## Exercise prompt
Copy out each line of the listing that has the word "Output" in it.

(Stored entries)
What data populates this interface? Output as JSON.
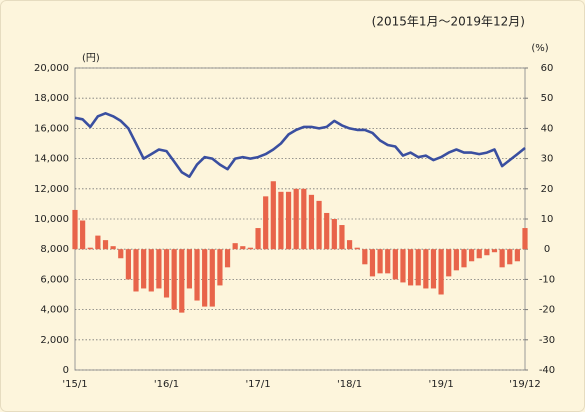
{
  "chart_data": {
    "type": "bar-line",
    "annotation": "(2015年1月～2019年12月)",
    "y_label": "(円)",
    "y2_label": "(%)",
    "categories": [
      "'15/1",
      null,
      null,
      null,
      null,
      null,
      null,
      null,
      null,
      null,
      null,
      null,
      "'16/1",
      null,
      null,
      null,
      null,
      null,
      null,
      null,
      null,
      null,
      null,
      null,
      "'17/1",
      null,
      null,
      null,
      null,
      null,
      null,
      null,
      null,
      null,
      null,
      null,
      "'18/1",
      null,
      null,
      null,
      null,
      null,
      null,
      null,
      null,
      null,
      null,
      null,
      "'19/1",
      null,
      null,
      null,
      null,
      null,
      null,
      null,
      null,
      null,
      null,
      "'19/12"
    ],
    "series": [
      {
        "type": "bar",
        "axis": "y2",
        "color": "#e8644a",
        "values": [
          13,
          9.5,
          0.5,
          4.5,
          3,
          1,
          -3,
          -10,
          -14,
          -13,
          -14,
          -13,
          -16,
          -20,
          -21,
          -13,
          -17,
          -19,
          -19,
          -12,
          -6,
          2,
          1,
          0.5,
          7,
          17.5,
          22.5,
          19,
          19,
          20,
          20,
          18,
          16,
          12,
          10,
          8,
          3,
          0.5,
          -5,
          -9,
          -8,
          -8,
          -10,
          -11,
          -12,
          -12,
          -13,
          -13,
          -15,
          -9,
          -7,
          -6,
          -4,
          -3,
          -2,
          -1,
          -6,
          -5,
          -4,
          7
        ]
      },
      {
        "type": "line",
        "axis": "y",
        "color": "#3a4fa0",
        "values": [
          16700,
          16600,
          16100,
          16800,
          17000,
          16800,
          16500,
          16000,
          15000,
          14000,
          14300,
          14600,
          14500,
          13800,
          13100,
          12800,
          13600,
          14100,
          14000,
          13600,
          13300,
          14000,
          14100,
          14000,
          14100,
          14300,
          14600,
          15000,
          15600,
          15900,
          16100,
          16100,
          16000,
          16100,
          16500,
          16200,
          16000,
          15900,
          15900,
          15700,
          15200,
          14900,
          14800,
          14200,
          14400,
          14100,
          14200,
          13900,
          14100,
          14400,
          14600,
          14400,
          14400,
          14300,
          14400,
          14600,
          13500,
          13900,
          14300,
          14700
        ]
      }
    ],
    "ylim": [
      0,
      20000
    ],
    "yticks": [
      0,
      {
        "value": 2000,
        "label": "2,000"
      },
      {
        "value": 4000,
        "label": "4,000"
      },
      {
        "value": 6000,
        "label": "6,000"
      },
      {
        "value": 8000,
        "label": "8,000"
      },
      {
        "value": 10000,
        "label": "10,000"
      },
      {
        "value": 12000,
        "label": "12,000"
      },
      {
        "value": 14000,
        "label": "14,000"
      },
      {
        "value": 16000,
        "label": "16,000"
      },
      {
        "value": 18000,
        "label": "18,000"
      },
      {
        "value": 20000,
        "label": "20,000"
      }
    ],
    "y2lim": [
      -40,
      60
    ],
    "y2ticks": [
      -40,
      -30,
      -20,
      -10,
      0,
      10,
      20,
      30,
      40,
      50,
      60
    ],
    "grid": true
  }
}
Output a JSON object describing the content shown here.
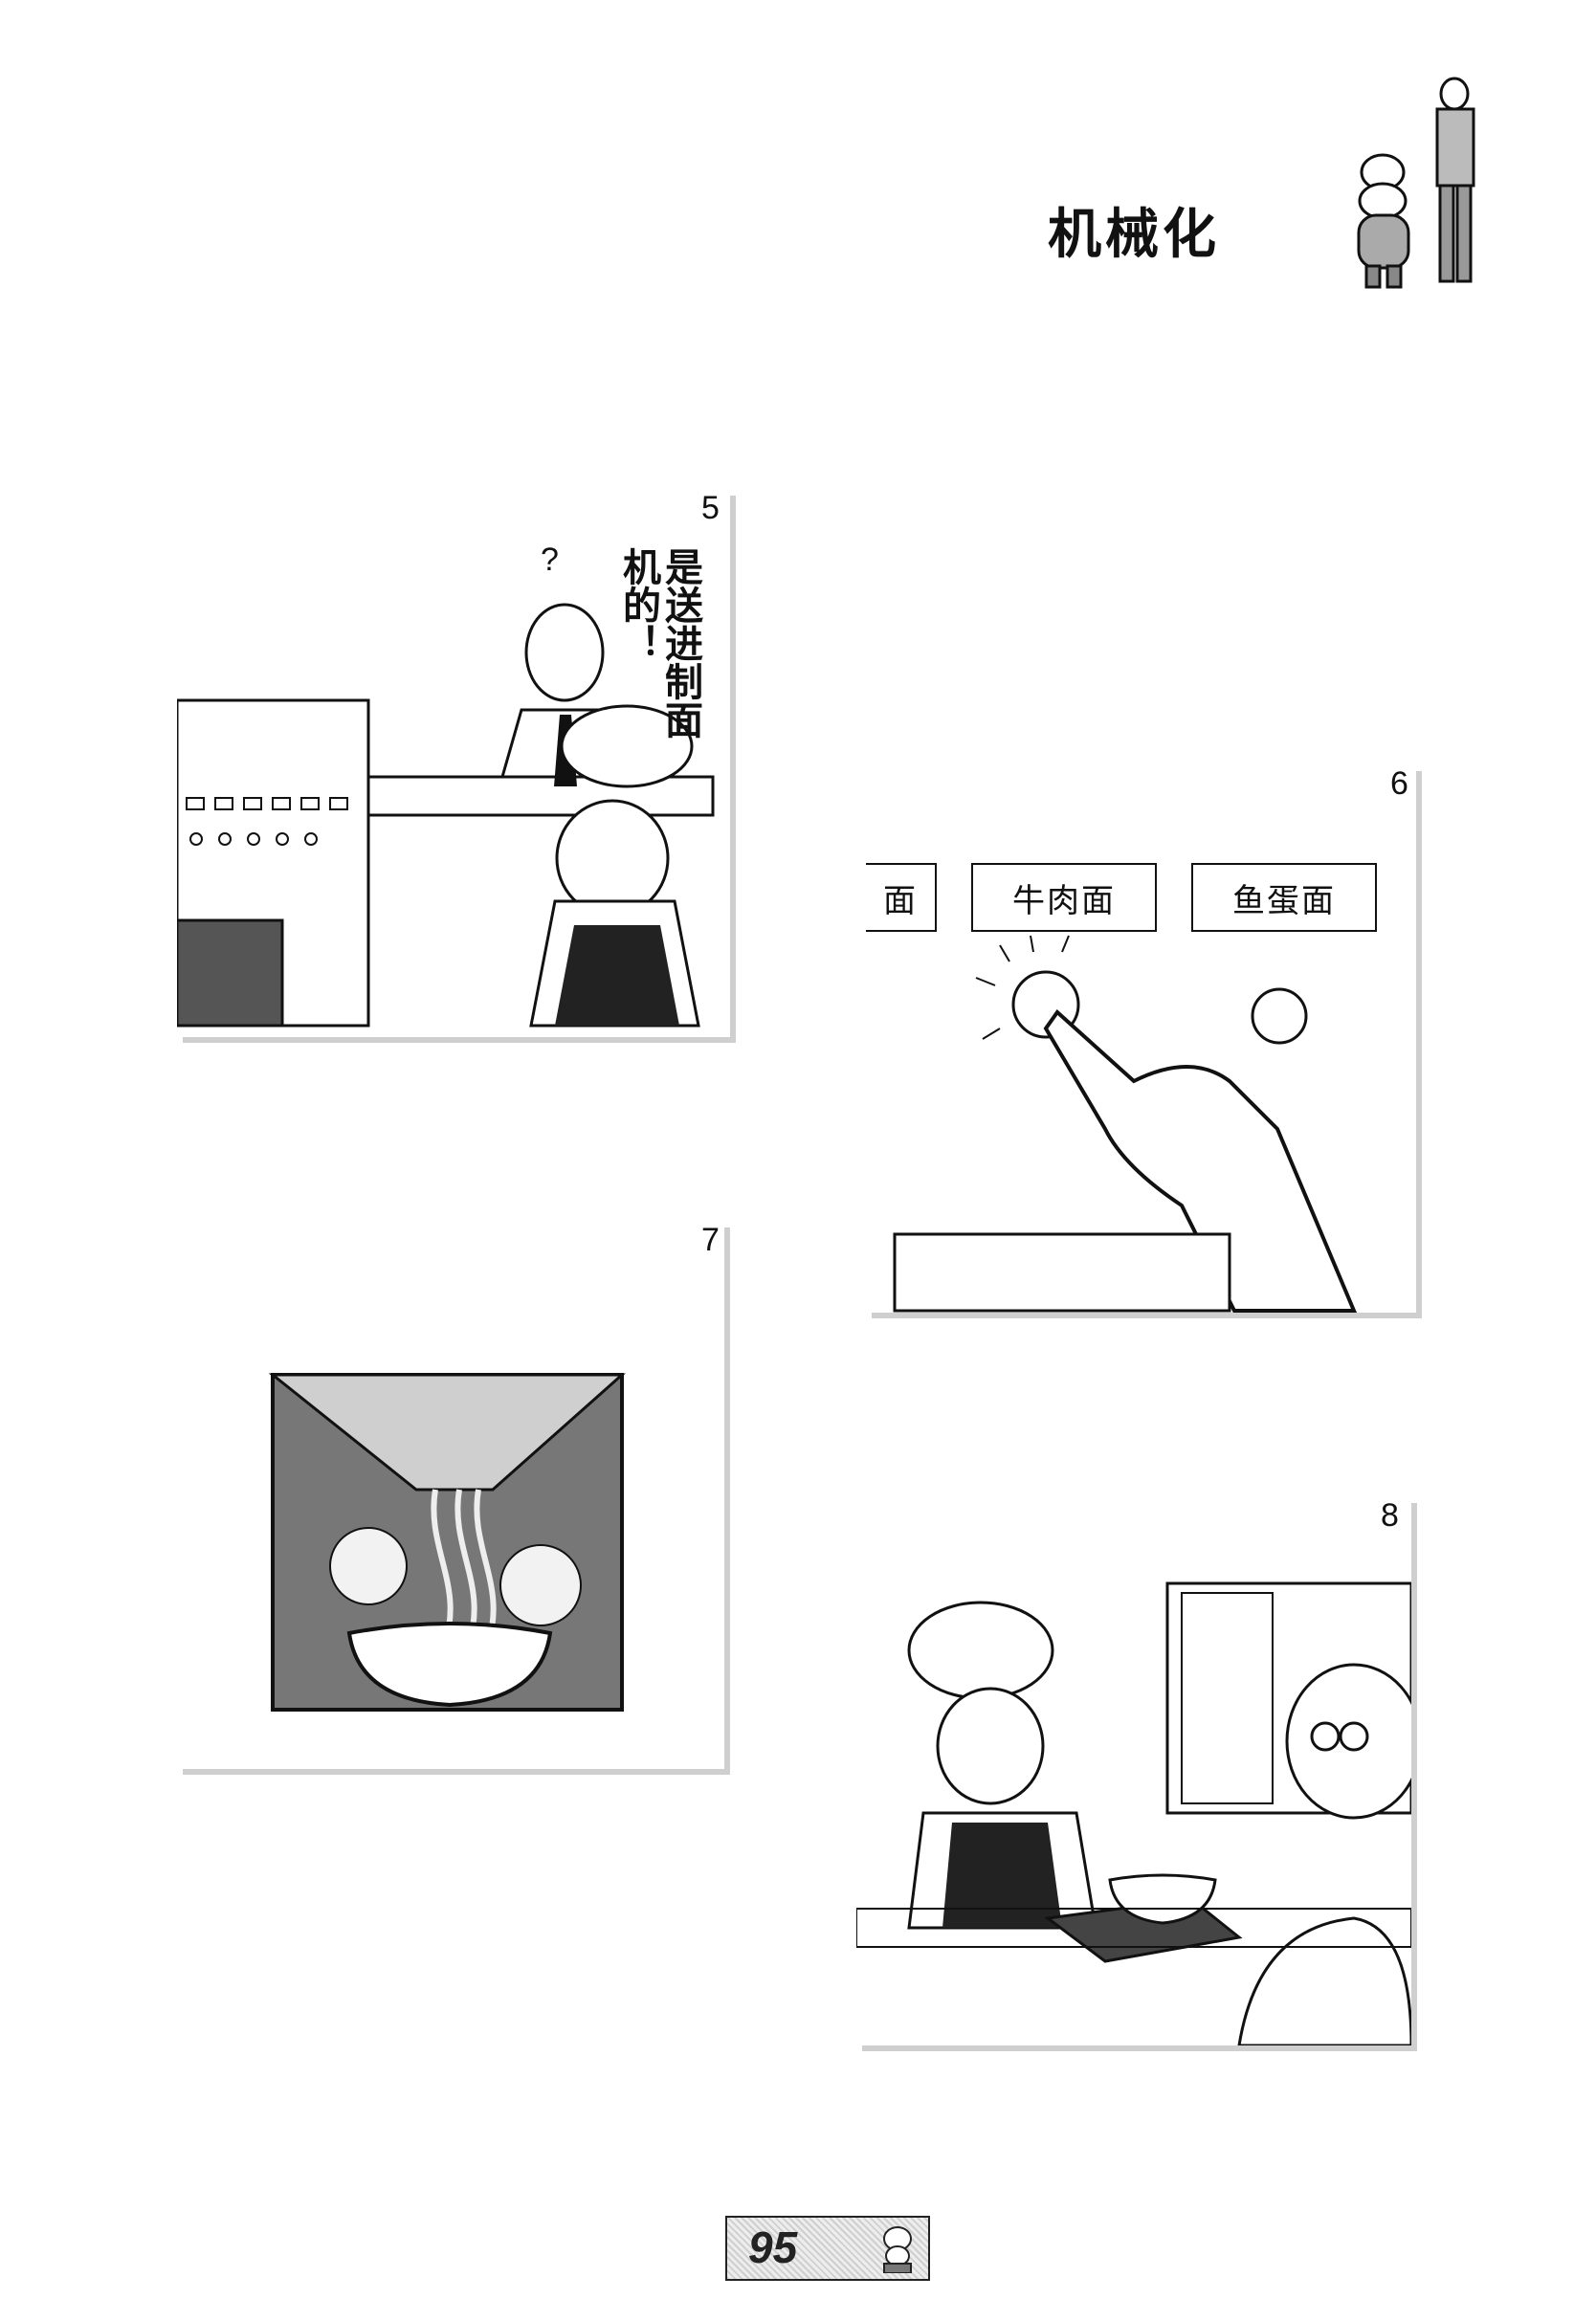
{
  "page": {
    "title": "机械化",
    "page_number": "95"
  },
  "panels": [
    {
      "number": "5",
      "speech": "是送进制面机的！",
      "question_mark": "?"
    },
    {
      "number": "6",
      "signs": [
        "面",
        "牛肉面",
        "鱼蛋面"
      ]
    },
    {
      "number": "7"
    },
    {
      "number": "8"
    }
  ]
}
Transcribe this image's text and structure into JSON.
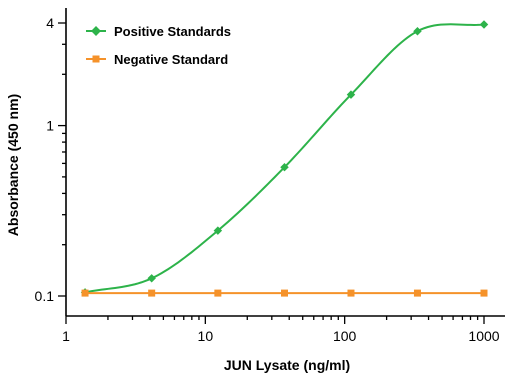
{
  "chart_data": {
    "type": "scatter",
    "xlabel": "JUN Lysate (ng/ml)",
    "ylabel": "Absorbance (450 nm)",
    "xscale": "log",
    "yscale": "log",
    "xlim": [
      1,
      1000
    ],
    "ylim": [
      0.1,
      4
    ],
    "x_ticks": [
      "1",
      "10",
      "100",
      "1000"
    ],
    "y_ticks": [
      "0.1",
      "1",
      "4"
    ],
    "legend_position": "top-left",
    "grid": false,
    "series": [
      {
        "name": "Positive Standards",
        "color": "#2db34a",
        "marker": "diamond",
        "fit_curve": true,
        "x": [
          1.37,
          4.12,
          12.3,
          37.0,
          111,
          333,
          1000
        ],
        "y": [
          0.105,
          0.127,
          0.242,
          0.57,
          1.52,
          3.58,
          3.92
        ]
      },
      {
        "name": "Negative Standard",
        "color": "#f5922a",
        "marker": "square",
        "fit_curve": false,
        "x": [
          1.37,
          4.12,
          12.3,
          37.0,
          111,
          333,
          1000
        ],
        "y": [
          0.104,
          0.104,
          0.104,
          0.104,
          0.104,
          0.104,
          0.104
        ]
      }
    ]
  }
}
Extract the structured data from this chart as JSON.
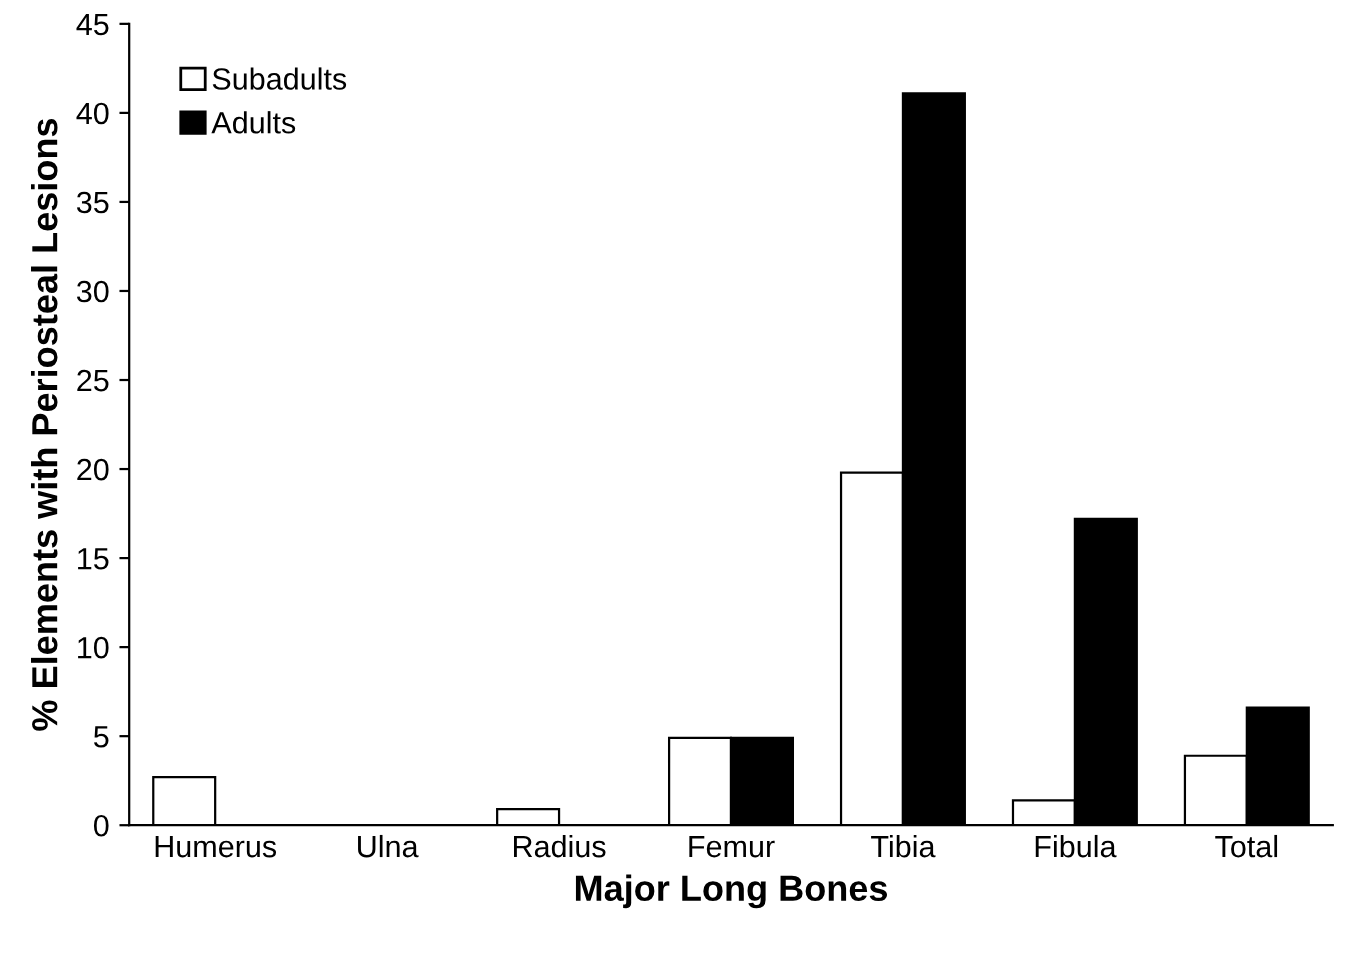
{
  "chart_data": {
    "type": "bar",
    "xlabel": "Major Long Bones",
    "ylabel": "% Elements with Periosteal Lesions",
    "categories": [
      "Humerus",
      "Ulna",
      "Radius",
      "Femur",
      "Tibia",
      "Fibula",
      "Total"
    ],
    "series": [
      {
        "name": "Subadults",
        "color": "#ffffff",
        "values": [
          2.7,
          0,
          0.9,
          4.9,
          19.8,
          1.4,
          3.9
        ]
      },
      {
        "name": "Adults",
        "color": "#000000",
        "values": [
          0,
          0,
          0,
          4.9,
          41.1,
          17.2,
          6.6
        ]
      }
    ],
    "ylim": [
      0,
      45
    ],
    "yticks": [
      0,
      5,
      10,
      15,
      20,
      25,
      30,
      35,
      40,
      45
    ],
    "grid": false,
    "legend": "top left"
  }
}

## Completed exercise
What data populates this interface? Output as JSON.
Output a JSON object describing the content shown here.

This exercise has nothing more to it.